-- Start Provided passage --

I must sadly report that occasional fits of absurd coughing are not great for concentration, really something that derails the ol’ trains of thought, but I’ve been making progress on Quicker than Blood’s outlines.
Outlines, plural.
I had some interesting ideas on how I might structure the book, but then those didn’t quite work out, and THEN I had some other ideas so I rewrote the outline from scratch to see how those would work out, and… well. I think the issue is the hind-end of the storyline. I may wind up excising the entire rump half of my novel and try transplanting in a new ass – an exotic surgical technique, but one that may well work for me.
Part of me wants to go for a very weird structure, with interlocking frame stories – in the past, present, future. All very timey-wimey and spaghetti-ish, a really extreme version of getting into the past via the Roman numeral past chapters in Dog Country and Troy’s nightmares in Mouse Cage, but… I am not sure it fits.
In lieu of flashbacks, and possibly more useful for a crime/heist story, I may go with multiple POVs stretched between Bobby Winch (one of the younger generation of foxes, derived from the same geneline as Uncle Fred from Mouse Cage), a Dixon sister, (as from Jennifer and Janine’s geneline), an Estian, a Kyles (as-yet unmet ferrets), and, MAYBE, a human investigator chasing them.

-- End Provided passage --

- **Exercise tasks**:
a: In the passage on the novel outlines, transcribe the portion beginning with the words "Part of me wants" and ending with "investigator chasing them.".
b: Translate this sentence from the passage on the novel outlines into Spanish: "Part of me wants to go for a very weird structure, with interlocking frame stories – in the past, present, future."

-- Start Record excerpts --

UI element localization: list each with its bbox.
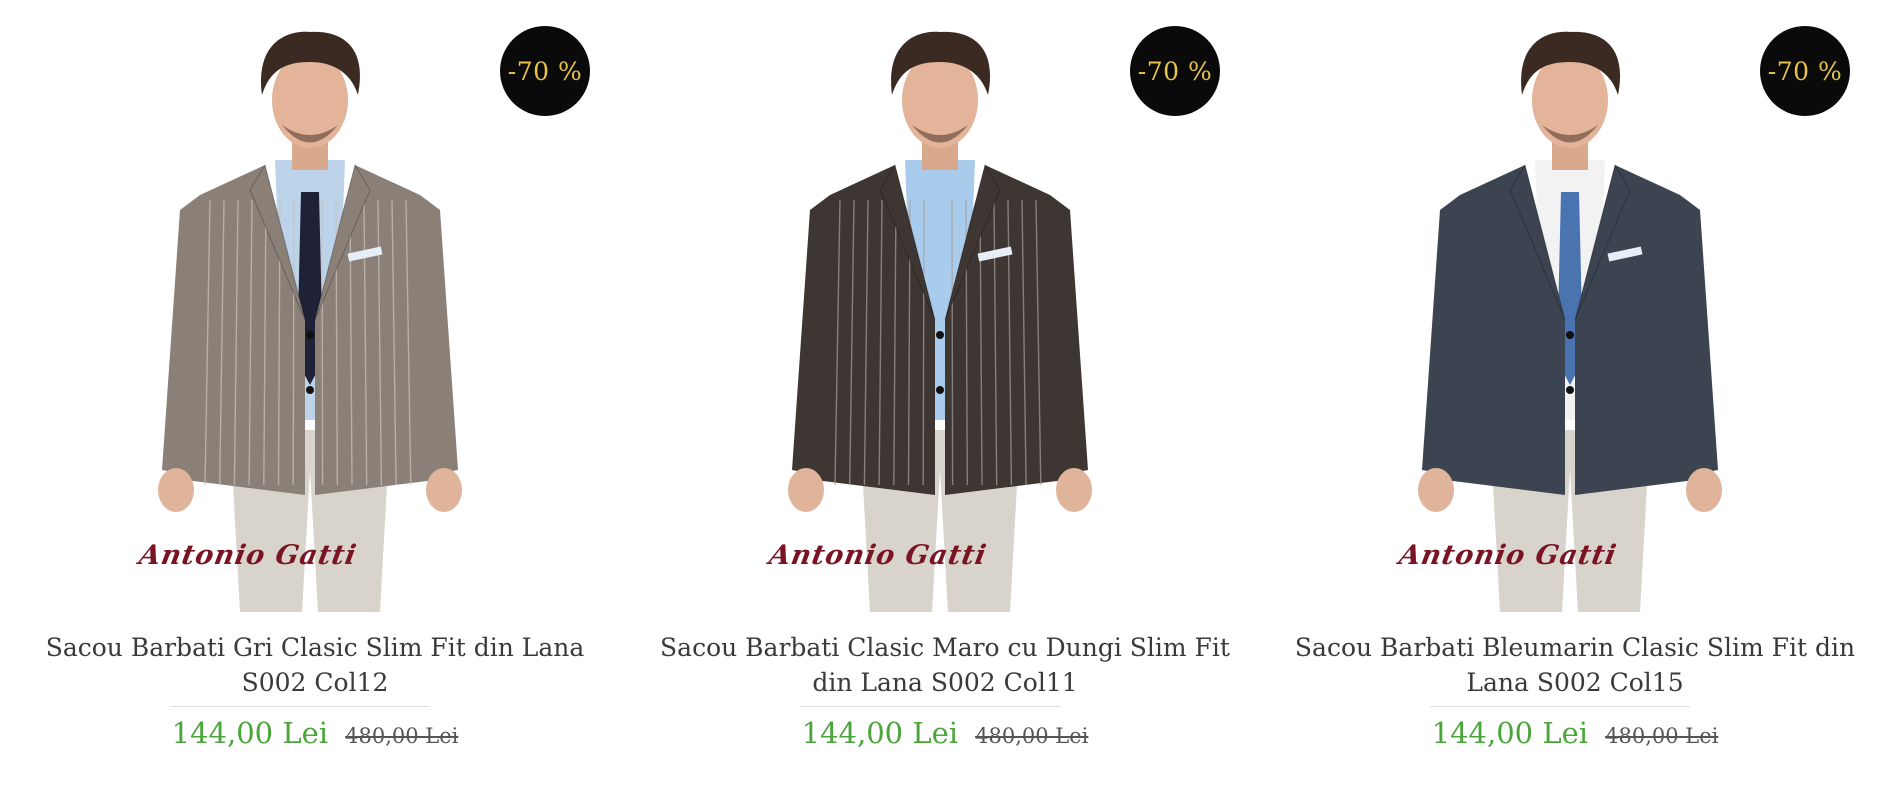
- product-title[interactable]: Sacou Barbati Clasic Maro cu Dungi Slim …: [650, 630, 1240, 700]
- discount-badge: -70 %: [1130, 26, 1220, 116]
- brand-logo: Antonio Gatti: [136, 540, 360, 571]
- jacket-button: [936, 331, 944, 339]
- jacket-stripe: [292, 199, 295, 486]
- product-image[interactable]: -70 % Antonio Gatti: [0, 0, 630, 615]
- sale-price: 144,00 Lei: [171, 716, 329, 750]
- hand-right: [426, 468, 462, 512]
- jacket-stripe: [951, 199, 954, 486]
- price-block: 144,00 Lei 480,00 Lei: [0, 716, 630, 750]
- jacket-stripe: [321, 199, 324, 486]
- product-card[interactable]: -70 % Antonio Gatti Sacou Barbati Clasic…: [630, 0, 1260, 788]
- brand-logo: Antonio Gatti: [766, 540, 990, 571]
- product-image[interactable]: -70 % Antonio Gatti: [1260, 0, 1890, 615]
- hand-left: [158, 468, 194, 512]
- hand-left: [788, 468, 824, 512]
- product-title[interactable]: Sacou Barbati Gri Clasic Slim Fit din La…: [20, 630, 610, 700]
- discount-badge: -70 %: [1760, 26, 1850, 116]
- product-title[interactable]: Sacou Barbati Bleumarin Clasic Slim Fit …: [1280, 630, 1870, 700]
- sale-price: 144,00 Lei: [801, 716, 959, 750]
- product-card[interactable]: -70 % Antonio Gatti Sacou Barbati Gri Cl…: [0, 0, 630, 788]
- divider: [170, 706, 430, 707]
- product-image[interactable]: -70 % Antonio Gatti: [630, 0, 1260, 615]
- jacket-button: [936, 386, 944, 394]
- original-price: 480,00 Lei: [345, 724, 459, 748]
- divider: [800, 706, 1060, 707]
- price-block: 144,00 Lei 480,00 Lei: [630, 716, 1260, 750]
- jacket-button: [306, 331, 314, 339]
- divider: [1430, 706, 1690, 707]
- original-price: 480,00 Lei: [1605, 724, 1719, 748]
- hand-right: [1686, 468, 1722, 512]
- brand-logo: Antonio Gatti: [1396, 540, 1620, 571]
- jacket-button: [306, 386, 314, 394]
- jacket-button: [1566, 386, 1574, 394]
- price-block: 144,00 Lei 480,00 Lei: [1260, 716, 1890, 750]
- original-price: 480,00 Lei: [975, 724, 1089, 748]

-- End Record excerpts --

- **Problem solutions**:
a:
Part of me wants to go for a very weird structure, with interlocking frame stories – in the past, present, future. All very timey-wimey and spaghetti-ish, a really extreme version of getting into the past via the Roman numeral past chapters in Dog Country and Troy’s nightmares in Mouse Cage, but… I am not sure it fits.
In lieu of flashbacks, and possibly more useful for a crime/heist story, I may go with multiple POVs stretched between Bobby Winch (one of the younger generation of foxes, derived from the same geneline as Uncle Fred from Mouse Cage), a Dixon sister, (as from Jennifer and Janine’s geneline), an Estian, a Kyles (as-yet unmet ferrets), and, MAYBE, a human investigator chasing them.

b: Una parte de mí quiere optar por una estructura muy extraña, con historias marco entrelazadas: en el pasado, el presente y el futuro.